» **Выполните задания**
A – Ответьте по интервью о съемках и материнстве:
(i) Что, согласно интервью, сильно испортилось у говорящей?
(ii) С чем ассоциировались съемки после появления мужа?
(iii) Что говорил Данила Шарапов?
B – Допишите следующую часть интервью о съемках и материнстве, начиная сразу после его последней фразы.

» **Фрагмент текста**
==========

Когда просыпаешься, а тебе надо кормить детей, платить за нянь, третье, пятое, десятое, а ты одна – вот эти будни матери-одиночки я очень любила, обожаю это время и благодарна за него. Но работать было тяжело, приходилось брать все подряд.

У меня сильно испортился почерк, психика и здоровье.

С появлением мужа появилась возможность не работать. Мне очень хотелось снимать, но я просто не могла – съемки ассоциировались с подчинением, продюсерским абьюзом, опасностью.

Я выходила на работу как на войну, где приходилось отстаивать право на кадр, свое видение.

Даже Данила Шарапов, видя мои напряжение и стресс, говорил: «Тебе никто не желает зла, мы – друзья. Спокойствие».

Сейчас все эти страхи появляются?

Сейчас я независима, и никто не может причинить мне боль. Я не в рабстве, не в диктатуре, не обязана делать то, что говорят, потому что меня наняли, а могу выбирать и жить так, как хочу.

==========

» **Фрагмент набора данных**
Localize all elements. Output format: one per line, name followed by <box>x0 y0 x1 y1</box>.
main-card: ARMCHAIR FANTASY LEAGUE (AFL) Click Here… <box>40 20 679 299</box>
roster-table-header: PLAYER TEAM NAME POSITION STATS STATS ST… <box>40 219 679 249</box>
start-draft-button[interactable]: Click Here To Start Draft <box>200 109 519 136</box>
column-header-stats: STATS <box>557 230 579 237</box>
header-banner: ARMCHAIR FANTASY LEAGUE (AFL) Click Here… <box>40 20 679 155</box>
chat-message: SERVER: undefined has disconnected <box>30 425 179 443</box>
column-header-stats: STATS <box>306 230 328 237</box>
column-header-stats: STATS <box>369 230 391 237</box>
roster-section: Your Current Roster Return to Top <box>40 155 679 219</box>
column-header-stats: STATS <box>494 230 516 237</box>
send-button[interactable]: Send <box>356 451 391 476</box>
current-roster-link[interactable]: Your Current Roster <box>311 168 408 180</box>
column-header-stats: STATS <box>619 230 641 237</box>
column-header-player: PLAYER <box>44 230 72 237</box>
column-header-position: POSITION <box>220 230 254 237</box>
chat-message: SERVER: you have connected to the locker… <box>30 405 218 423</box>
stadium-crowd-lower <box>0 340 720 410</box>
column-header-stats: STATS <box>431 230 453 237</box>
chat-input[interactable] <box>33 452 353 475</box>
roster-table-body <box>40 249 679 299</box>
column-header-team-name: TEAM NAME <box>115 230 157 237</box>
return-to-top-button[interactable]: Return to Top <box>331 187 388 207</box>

==========

» **Ответы**
A –
(i) Почерк, психика и здоровье.
(ii) С подчинением, продюсерским абьюзом и опасностью.
(iii) «Тебе никто не желает зла, мы – друзья. Спокойствие».

B –
От этого мне хорошо и спокойно.

«Я художник и могу существовать при любом политическом строе» – ваши слова меньше года назад. Сейчас считаете так же?

Великие произведения искусства рождались во время репрессий, и для художника такие ограничения полезны.

Это не призыв жить в тоталитарном мире ни в коем случае – я за мир и свободу, но если говорить о цензуре, то давайте вспомним, при каком политическом режиме был рассвет советского кинематографа? Я тоже могу все рассказать, не прибегая к мату, который я часто использую, не прибегая к откровенным сценам, – наоборот, мне хотелось бы показать все там, где ничего нет. Поймите, мой основной инструмент – это актер, живая душа, которая покажет ровно то, что я в него вложу.

Он может петь или молчать, и это круто. Как наблюдатель времени, как человек, который это время пропускает через себя, я думаю, что искусство, оно как вода – имеет агрегатное состояние. Если нам запретят ругаться матом, мы не перестанем снимать вообще. Это же смешно.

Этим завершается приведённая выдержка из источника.